• _BRIEF_:
If a line in the data holds "months", copy that line out in full.

━━━━

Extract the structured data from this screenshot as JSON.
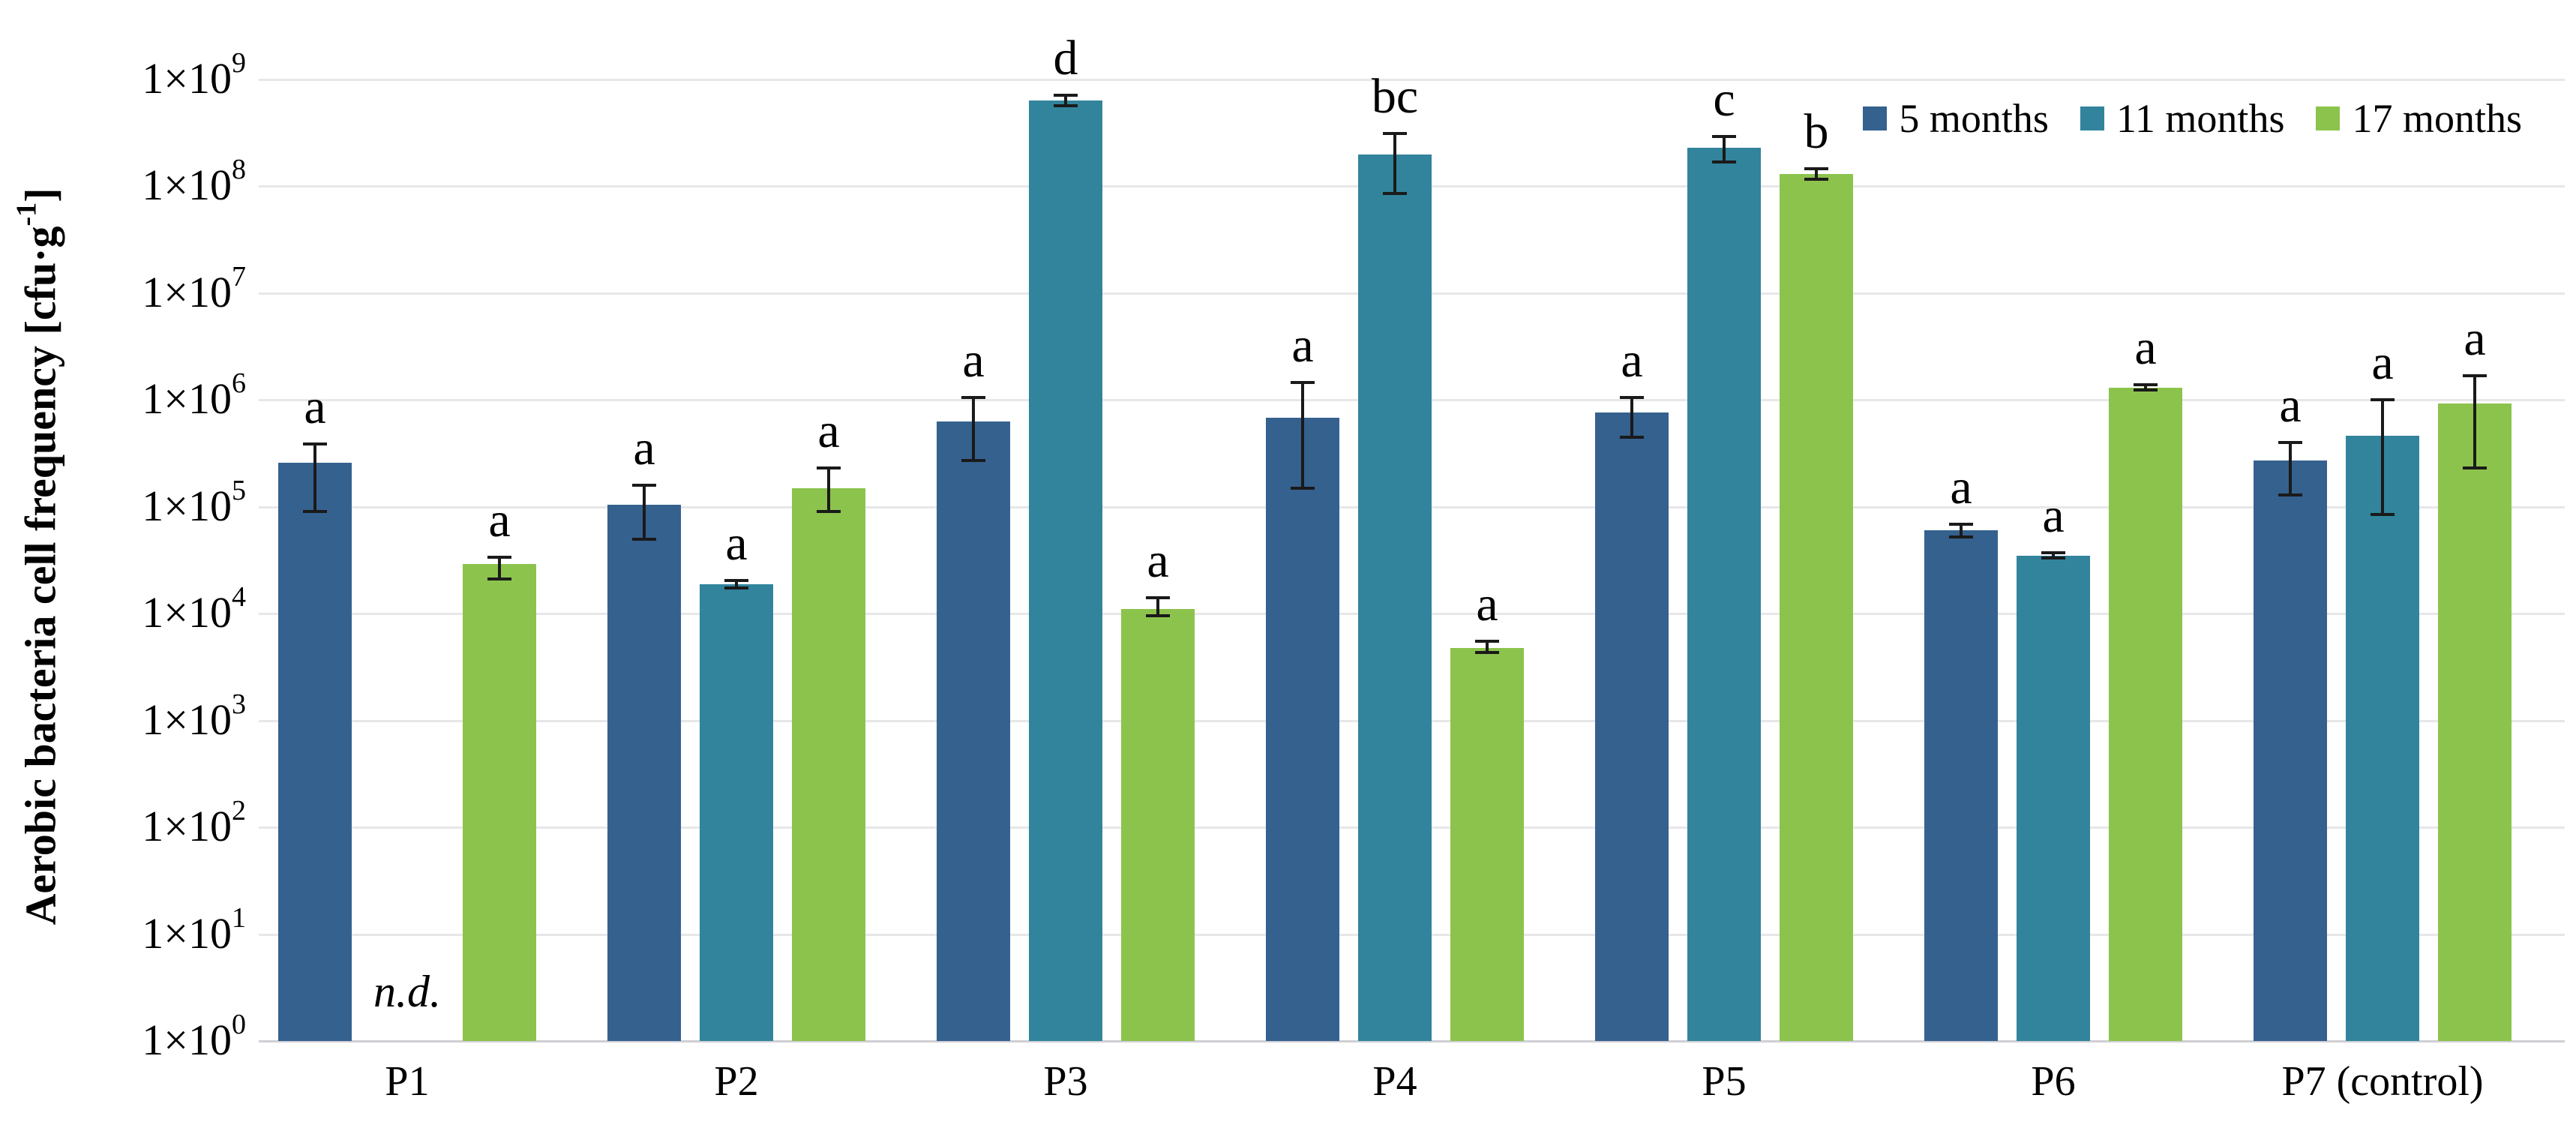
{
  "chart_data": {
    "type": "bar",
    "y_scale": "log10",
    "ylim": [
      1,
      1000000000
    ],
    "grid": "on",
    "legend_position": "top-right",
    "title": "",
    "xlabel": "",
    "ylabel": "Aerobic bacteria cell frequency [cfu·g-1]",
    "ylabel_main": "Aerobic bacteria cell frequency [cfu·g",
    "ylabel_sup": "-1",
    "ylabel_close": "]",
    "y_tick_mantissa": "1×10",
    "y_tick_exponents": [
      "0",
      "1",
      "2",
      "3",
      "4",
      "5",
      "6",
      "7",
      "8",
      "9"
    ],
    "categories": [
      "P1",
      "P2",
      "P3",
      "P4",
      "P5",
      "P6",
      "P7 (control)"
    ],
    "not_detected_label": "n.d.",
    "grid_color": "#e7e7ea",
    "axis_color": "#cfcfd4",
    "text_color": "#000000",
    "series": [
      {
        "name": "5 months",
        "color": "#35618f",
        "values": [
          260000,
          105000,
          630000,
          680000,
          760000,
          60000,
          270000
        ],
        "err_low": [
          90000,
          50000,
          270000,
          150000,
          450000,
          52000,
          130000
        ],
        "err_high": [
          390000,
          160000,
          1050000,
          1450000,
          1050000,
          69000,
          400000
        ],
        "letters": [
          "a",
          "a",
          "a",
          "a",
          "a",
          "a",
          "a"
        ]
      },
      {
        "name": "11 months",
        "color": "#31849b",
        "values": [
          null,
          19000,
          640000000,
          200000000,
          230000000,
          35000,
          460000
        ],
        "err_low": [
          null,
          17500,
          570000000,
          85000000,
          170000000,
          33000,
          85000
        ],
        "err_high": [
          null,
          20500,
          710000000,
          310000000,
          295000000,
          37000,
          1000000
        ],
        "letters": [
          "",
          "a",
          "d",
          "bc",
          "c",
          "a",
          "a"
        ]
      },
      {
        "name": "17 months",
        "color": "#8cc34d",
        "values": [
          29000,
          150000,
          11000,
          4800,
          130000000,
          1300000,
          930000
        ],
        "err_low": [
          21000,
          90000,
          9500,
          4300,
          116000000,
          1250000,
          230000
        ],
        "err_high": [
          34000,
          230000,
          14000,
          5500,
          146000000,
          1400000,
          1700000
        ],
        "letters": [
          "a",
          "a",
          "a",
          "a",
          "b",
          "a",
          "a"
        ]
      }
    ]
  },
  "legend": {
    "items": [
      {
        "label": "5 months",
        "color": "#35618f"
      },
      {
        "label": "11 months",
        "color": "#31849b"
      },
      {
        "label": "17 months",
        "color": "#8cc34d"
      }
    ]
  }
}
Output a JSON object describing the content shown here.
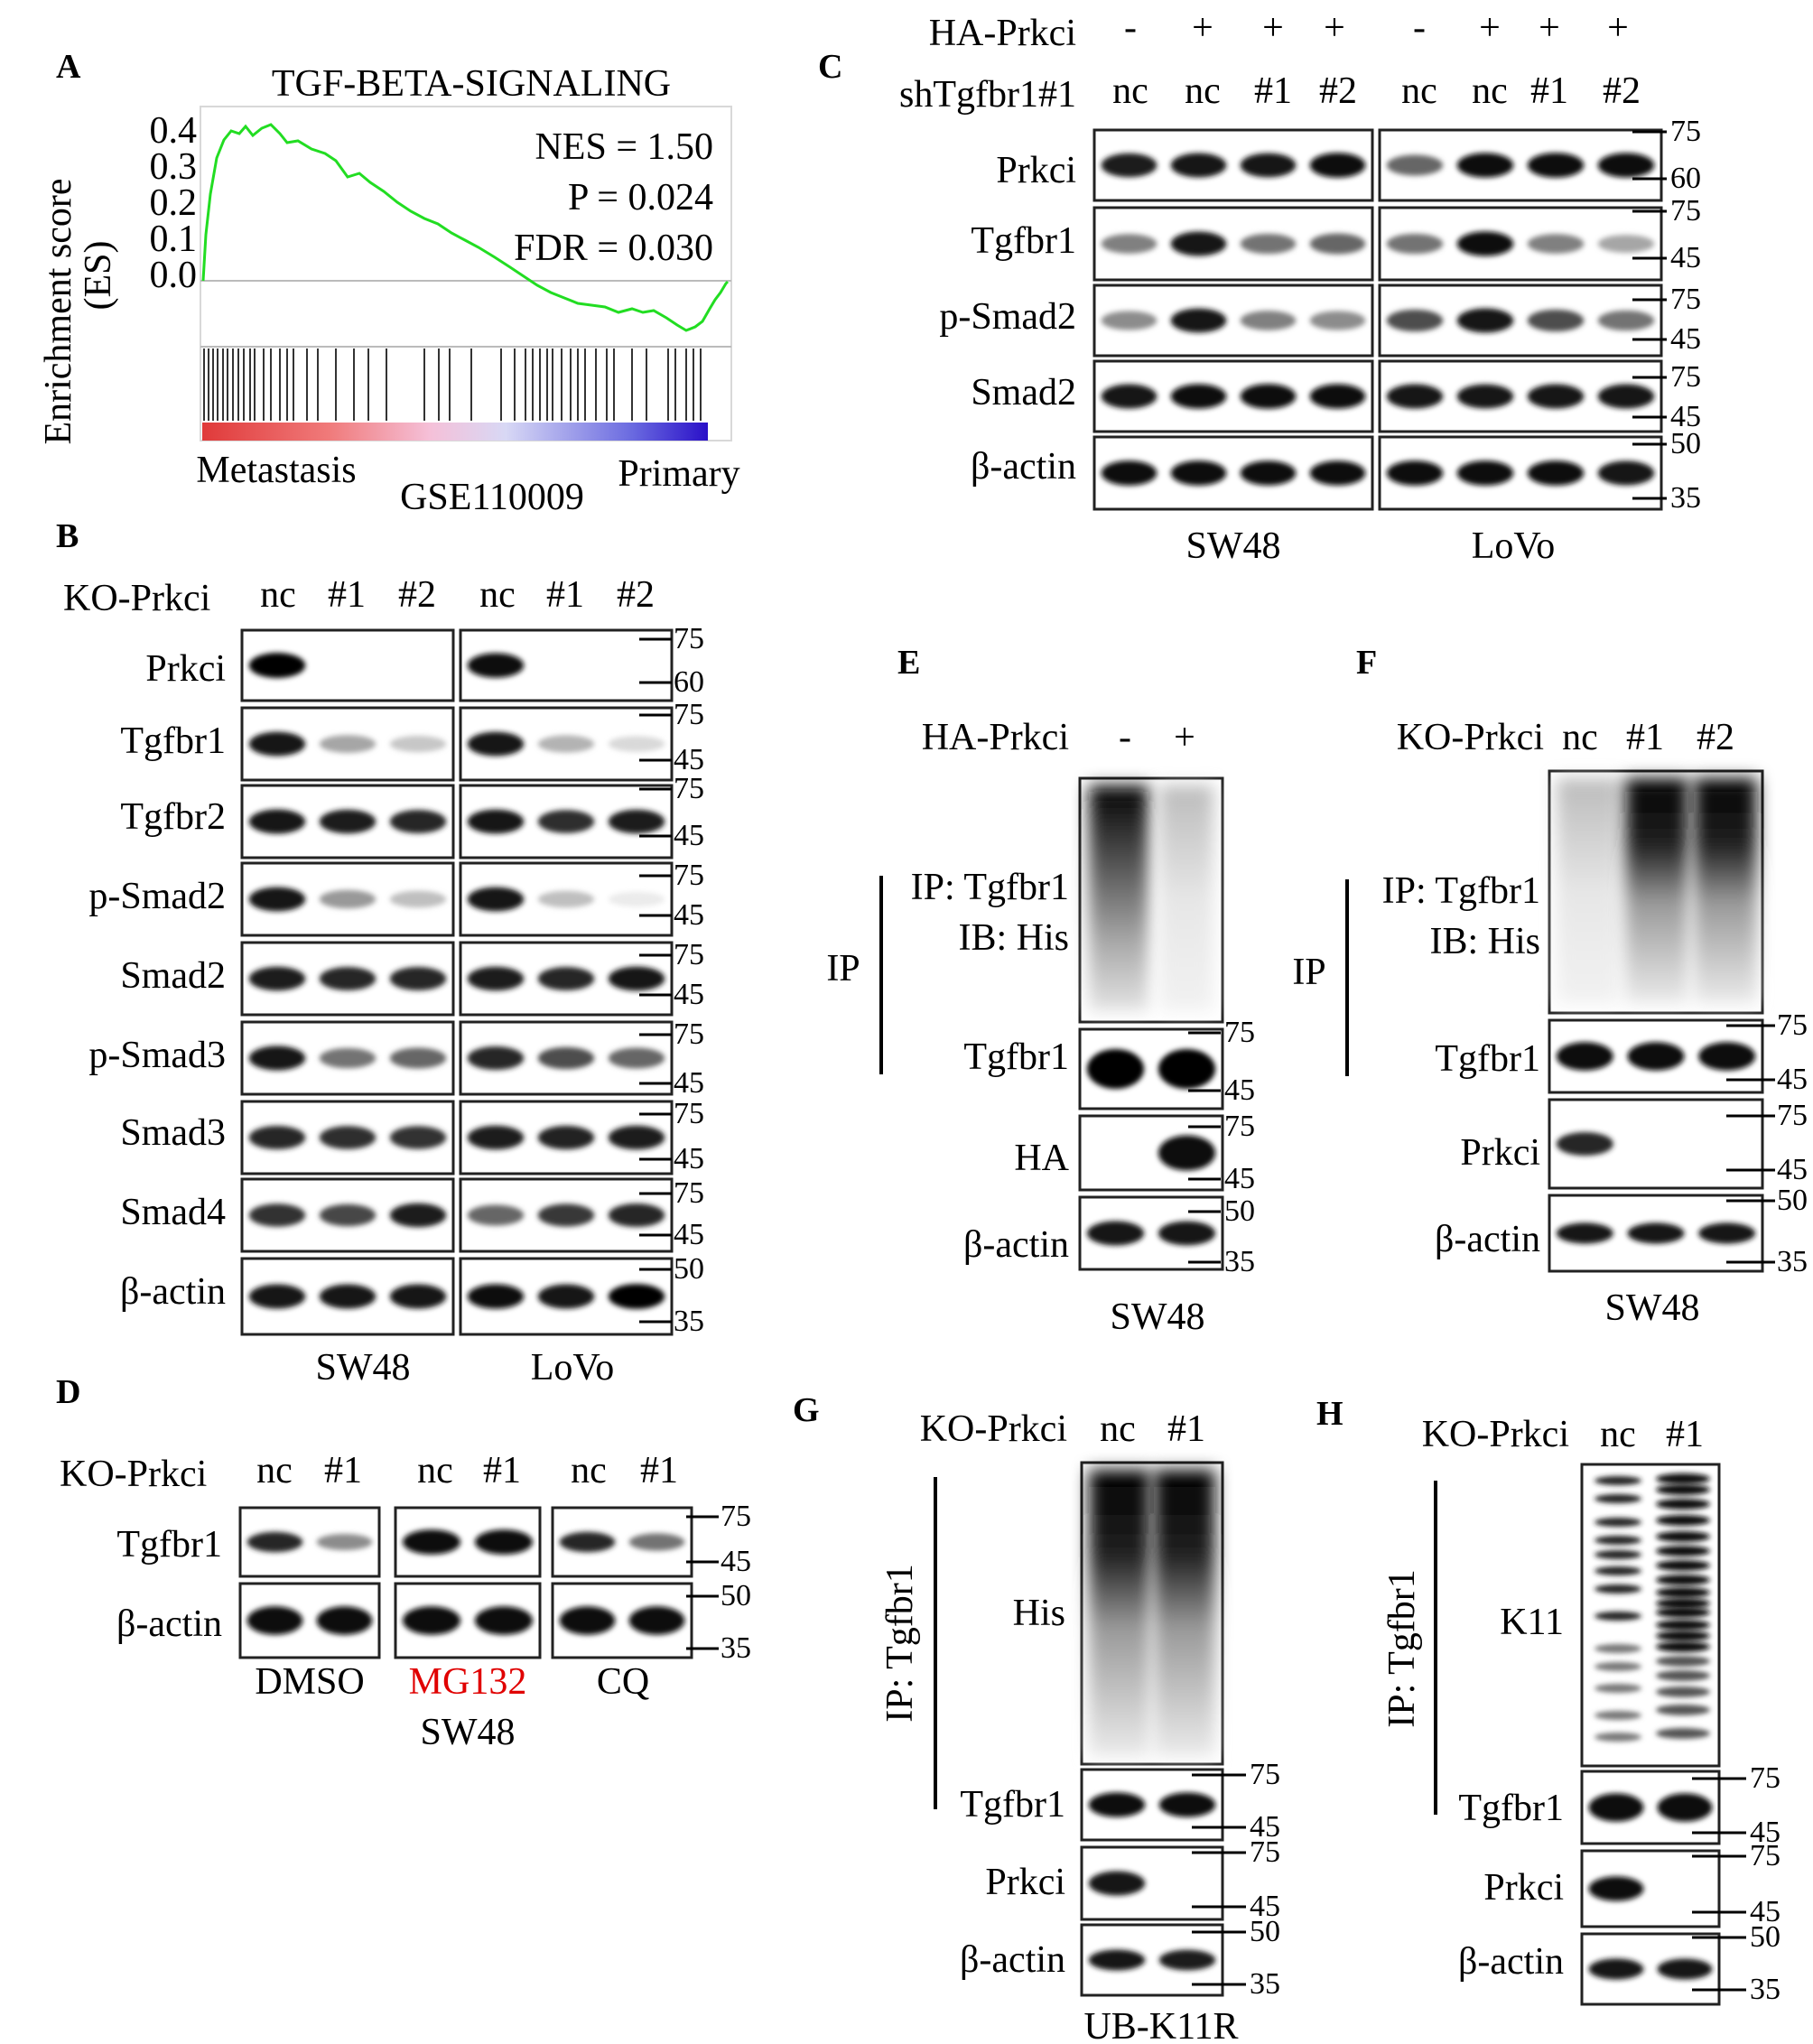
{
  "gsea": {
    "panel": "A",
    "title": "TGF-BETA-SIGNALING",
    "ylabel_line1": "Enrichment score",
    "ylabel_line2": "(ES)",
    "yticks": [
      "0.4",
      "0.3",
      "0.2",
      "0.1",
      "0.0"
    ],
    "stats": [
      "NES = 1.50",
      "P = 0.024",
      "FDR = 0.030"
    ],
    "left_label": "Metastasis",
    "right_label": "Primary",
    "dataset": "GSE110009",
    "line_color": "#22dd22"
  },
  "panel_b": {
    "panel": "B",
    "header": "KO-Prkci",
    "lanes": [
      "nc",
      "#1",
      "#2",
      "nc",
      "#1",
      "#2"
    ],
    "proteins": [
      "Prkci",
      "Tgfbr1",
      "Tgfbr2",
      "p-Smad2",
      "Smad2",
      "p-Smad3",
      "Smad3",
      "Smad4",
      "β-actin"
    ],
    "cells": [
      "SW48",
      "LoVo"
    ]
  },
  "panel_c": {
    "panel": "C",
    "row1_label": "HA-Prkci",
    "row1": [
      "-",
      "+",
      "+",
      "+",
      "-",
      "+",
      "+",
      "+"
    ],
    "row2_label": "shTgfbr1#1",
    "row2": [
      "nc",
      "nc",
      "#1",
      "#2",
      "nc",
      "nc",
      "#1",
      "#2"
    ],
    "proteins": [
      "Prkci",
      "Tgfbr1",
      "p-Smad2",
      "Smad2",
      "β-actin"
    ],
    "cells": [
      "SW48",
      "LoVo"
    ]
  },
  "panel_d": {
    "panel": "D",
    "header": "KO-Prkci",
    "lanes": [
      "nc",
      "#1",
      "nc",
      "#1",
      "nc",
      "#1"
    ],
    "proteins": [
      "Tgfbr1",
      "β-actin"
    ],
    "treatments": [
      "DMSO",
      "MG132",
      "CQ"
    ],
    "highlight_color": "#e00000",
    "cell": "SW48"
  },
  "panel_e": {
    "panel": "E",
    "header": "HA-Prkci",
    "lanes": [
      "-",
      "+"
    ],
    "ip_label1": "IP: Tgfbr1",
    "ip_label2": "IB: His",
    "ip_side": "IP",
    "proteins": [
      "Tgfbr1",
      "HA",
      "β-actin"
    ],
    "cell": "SW48"
  },
  "panel_f": {
    "panel": "F",
    "header": "KO-Prkci",
    "lanes": [
      "nc",
      "#1",
      "#2"
    ],
    "ip_label1": "IP: Tgfbr1",
    "ip_label2": "IB: His",
    "ip_side": "IP",
    "proteins": [
      "Tgfbr1",
      "Prkci",
      "β-actin"
    ],
    "cell": "SW48"
  },
  "panel_g": {
    "panel": "G",
    "header": "KO-Prkci",
    "lanes": [
      "nc",
      "#1"
    ],
    "ip_side": "IP: Tgfbr1",
    "ip_blot": "His",
    "proteins": [
      "Tgfbr1",
      "Prkci",
      "β-actin"
    ],
    "cell": "UB-K11R"
  },
  "panel_h": {
    "panel": "H",
    "header": "KO-Prkci",
    "lanes": [
      "nc",
      "#1"
    ],
    "ip_side": "IP: Tgfbr1",
    "ip_blot": "K11",
    "proteins": [
      "Tgfbr1",
      "Prkci",
      "β-actin"
    ]
  },
  "mw": {
    "m75": "75",
    "m60": "60",
    "m50": "50",
    "m45": "45",
    "m35": "35"
  }
}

━━━━

• _ANSWER SPACE_:
        "name": "5 months",
        "name": "11 months",
        "name": "17 months",
        "label": "5 months",
        "label": "11 months",
        "label": "17 months",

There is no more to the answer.